PASSAGE TO READ Start Marker

Up at 06:30. Breakfast and watched with mammal observer on flying bridge. Saw a few albatross. Very rough water, windy, cold.

Cast 21, 22 and 23 taken by other teams.

Cast 24 @ 08:55 Station 67-75 Latitude 35.5749N Longitude 123.504491 W Cast depth 1000 meters CTD cylinders tripped at 1000, 2000, 150, 100, 80, 60, 40, 30, 20, 10, 5, 0 meters Very windy. Data for cast is Table 12 at the end of the report

Cast 25 @ 11:35 Station NPS 5 Latitude 36.026137 N Longitude 123.400087 W Cast depth 1000 meters CTD cylinders tripped at 1000, 900, 800, 700, 600, 500, 400, 300, 200, 100, 50, 0 meters Nutrient samples only taken at this cast. Data for cast is Table 13 at the end of the report. Very windy (23 knots)

Spent time again on the flying bridge with mammal observer. She said on the Beaufort Scale winds above 4 one doesn’t expect to see wildlife out in the ocean. Beaufort scale today is “5”.

Casts 26, 27, and 28 ( wind 26 knots) processed by other teams.

PASSAGE TO READ End Marker
EXTRACTED RECORDS Start Marker

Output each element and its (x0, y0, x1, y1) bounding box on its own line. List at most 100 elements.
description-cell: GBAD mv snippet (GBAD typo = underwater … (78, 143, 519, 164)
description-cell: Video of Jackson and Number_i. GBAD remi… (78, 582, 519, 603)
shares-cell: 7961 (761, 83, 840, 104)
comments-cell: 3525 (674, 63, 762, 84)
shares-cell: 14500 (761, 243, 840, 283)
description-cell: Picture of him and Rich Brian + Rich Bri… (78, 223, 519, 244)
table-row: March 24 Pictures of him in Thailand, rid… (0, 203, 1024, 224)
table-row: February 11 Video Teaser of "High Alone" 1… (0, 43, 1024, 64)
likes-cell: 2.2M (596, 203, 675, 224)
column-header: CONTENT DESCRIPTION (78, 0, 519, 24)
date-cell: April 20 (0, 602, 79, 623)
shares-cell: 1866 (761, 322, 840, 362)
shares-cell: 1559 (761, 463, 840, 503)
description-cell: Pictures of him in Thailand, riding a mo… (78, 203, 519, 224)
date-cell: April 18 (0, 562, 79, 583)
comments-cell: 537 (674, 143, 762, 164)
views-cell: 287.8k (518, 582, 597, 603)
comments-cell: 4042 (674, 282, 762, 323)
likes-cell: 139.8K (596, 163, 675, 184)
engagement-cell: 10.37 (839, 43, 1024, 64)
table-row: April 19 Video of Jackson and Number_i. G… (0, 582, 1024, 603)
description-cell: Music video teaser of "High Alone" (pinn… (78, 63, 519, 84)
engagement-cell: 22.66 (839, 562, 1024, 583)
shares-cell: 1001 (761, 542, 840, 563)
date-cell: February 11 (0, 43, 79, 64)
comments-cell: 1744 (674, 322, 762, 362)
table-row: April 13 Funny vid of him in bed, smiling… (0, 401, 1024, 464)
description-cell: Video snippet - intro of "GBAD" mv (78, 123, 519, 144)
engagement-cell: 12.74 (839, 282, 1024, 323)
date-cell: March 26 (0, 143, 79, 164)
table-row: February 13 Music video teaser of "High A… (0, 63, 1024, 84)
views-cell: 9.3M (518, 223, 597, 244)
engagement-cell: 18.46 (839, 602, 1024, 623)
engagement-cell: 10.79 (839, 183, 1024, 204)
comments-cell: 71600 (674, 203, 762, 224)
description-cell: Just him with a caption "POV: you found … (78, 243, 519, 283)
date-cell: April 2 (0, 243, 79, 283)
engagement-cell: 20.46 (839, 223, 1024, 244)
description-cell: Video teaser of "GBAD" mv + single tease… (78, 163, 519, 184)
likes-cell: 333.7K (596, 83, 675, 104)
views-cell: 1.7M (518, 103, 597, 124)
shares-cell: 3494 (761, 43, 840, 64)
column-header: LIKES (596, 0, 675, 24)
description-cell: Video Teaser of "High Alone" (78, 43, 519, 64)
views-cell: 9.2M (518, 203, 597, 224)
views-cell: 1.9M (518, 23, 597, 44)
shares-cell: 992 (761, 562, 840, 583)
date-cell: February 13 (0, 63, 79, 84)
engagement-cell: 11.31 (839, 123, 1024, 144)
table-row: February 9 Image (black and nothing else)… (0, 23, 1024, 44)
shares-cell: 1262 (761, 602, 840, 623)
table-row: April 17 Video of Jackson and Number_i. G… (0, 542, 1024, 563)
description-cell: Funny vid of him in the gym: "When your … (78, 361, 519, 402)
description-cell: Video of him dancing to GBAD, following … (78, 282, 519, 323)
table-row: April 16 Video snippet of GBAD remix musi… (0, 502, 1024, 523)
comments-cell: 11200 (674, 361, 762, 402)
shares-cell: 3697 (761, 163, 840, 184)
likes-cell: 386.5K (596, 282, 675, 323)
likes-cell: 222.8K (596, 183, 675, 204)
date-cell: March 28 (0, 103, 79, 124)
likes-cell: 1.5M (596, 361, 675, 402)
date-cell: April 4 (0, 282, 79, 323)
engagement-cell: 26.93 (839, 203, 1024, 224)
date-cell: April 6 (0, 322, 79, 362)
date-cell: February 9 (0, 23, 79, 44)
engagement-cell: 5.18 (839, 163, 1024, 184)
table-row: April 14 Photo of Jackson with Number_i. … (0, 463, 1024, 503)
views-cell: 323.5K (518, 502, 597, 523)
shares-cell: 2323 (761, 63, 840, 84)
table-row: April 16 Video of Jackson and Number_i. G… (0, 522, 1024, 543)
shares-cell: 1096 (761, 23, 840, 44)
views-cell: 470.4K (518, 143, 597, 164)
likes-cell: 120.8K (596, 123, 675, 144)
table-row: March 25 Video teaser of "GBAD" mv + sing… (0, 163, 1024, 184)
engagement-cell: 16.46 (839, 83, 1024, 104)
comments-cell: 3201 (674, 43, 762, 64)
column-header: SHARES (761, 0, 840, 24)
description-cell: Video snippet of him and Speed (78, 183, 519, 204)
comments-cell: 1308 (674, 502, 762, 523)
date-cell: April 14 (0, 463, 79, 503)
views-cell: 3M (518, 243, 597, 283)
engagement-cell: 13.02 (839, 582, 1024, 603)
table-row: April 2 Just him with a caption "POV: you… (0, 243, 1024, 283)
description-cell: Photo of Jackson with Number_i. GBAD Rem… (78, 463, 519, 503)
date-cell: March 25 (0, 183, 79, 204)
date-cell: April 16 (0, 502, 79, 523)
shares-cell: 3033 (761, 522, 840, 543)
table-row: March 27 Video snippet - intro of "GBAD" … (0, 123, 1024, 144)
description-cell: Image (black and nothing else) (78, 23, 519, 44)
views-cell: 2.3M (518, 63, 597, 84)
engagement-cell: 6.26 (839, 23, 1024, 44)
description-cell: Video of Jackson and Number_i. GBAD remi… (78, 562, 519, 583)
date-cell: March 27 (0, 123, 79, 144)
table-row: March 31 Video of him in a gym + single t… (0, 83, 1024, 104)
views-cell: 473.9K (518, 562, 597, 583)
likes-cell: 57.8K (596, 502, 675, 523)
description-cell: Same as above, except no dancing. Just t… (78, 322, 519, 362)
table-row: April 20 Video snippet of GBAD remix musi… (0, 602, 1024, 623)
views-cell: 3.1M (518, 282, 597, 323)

EXTRACTED RECORDS End Marker

• PROBLEM SET
• a. Do these statements agree with the cruise log? Answer yes or no for each, quoting the words that decide it.
(i) Cast 25 collected only nutrient samples.
(ii) Cast 24 was taken at Station NPS 5.
(iii) The Beaufort scale reading for the day was 4.
• b. Using the cruise log, answer each question in a line of its own:
(i) What time did the writer get up?
(ii) How strong was the wind during Cast 25?
(iii) Which table holds the data for Cast 24?
• c. Carry on the cruise log from its final entry.

• RESPONSES BY ITEM NUMBER
• a.
(i) Yes: "Nutrient samples only taken at this cast."
(ii) No: "Cast 24 @ 08:55 Station 67-75"
(iii) No: "Beaufort scale today is “5”."

• b.
(i) 06:30
(ii) 23 knots
(iii) Table 12

• c.
Cast 29 @ 21:27 Station NPS 3 Latitude 36.22583N Longitude 122.57275 W Cast depth 1000 meters CTD cylinders tripped at 1000,900, 800, 700, 600, 500, 400, 300, 200, 100, 50, 0 meters Nutrients samples only collected at this cast. Very windy (wind 22 knots) and water is rough. Data for cast is Table 14 at the end of the report. Worked on chlorophyll analysis.

Took photos of some of the net tow specimen jars to show the extreme of near shore and out at sea differences in material. Specimens observed today–some shrimp, a few jellyfish, a squid, pteropods, heteropods. There is not the large amount of krill as observed in the net tow collections closer to shore.

Cast 30 @ 23:37 Station 67-60 Latitude 36.275608 N Longitude 122.466380 W Cast depth 1000 meters CTD cylinders tripped at 1000, 200, 150, 100, 80, 60, 40, 30, 20, 10, 5, 0 meters Very windy (23 knots) Samples processed and stored Data for cast is Table 15 at the end of the report.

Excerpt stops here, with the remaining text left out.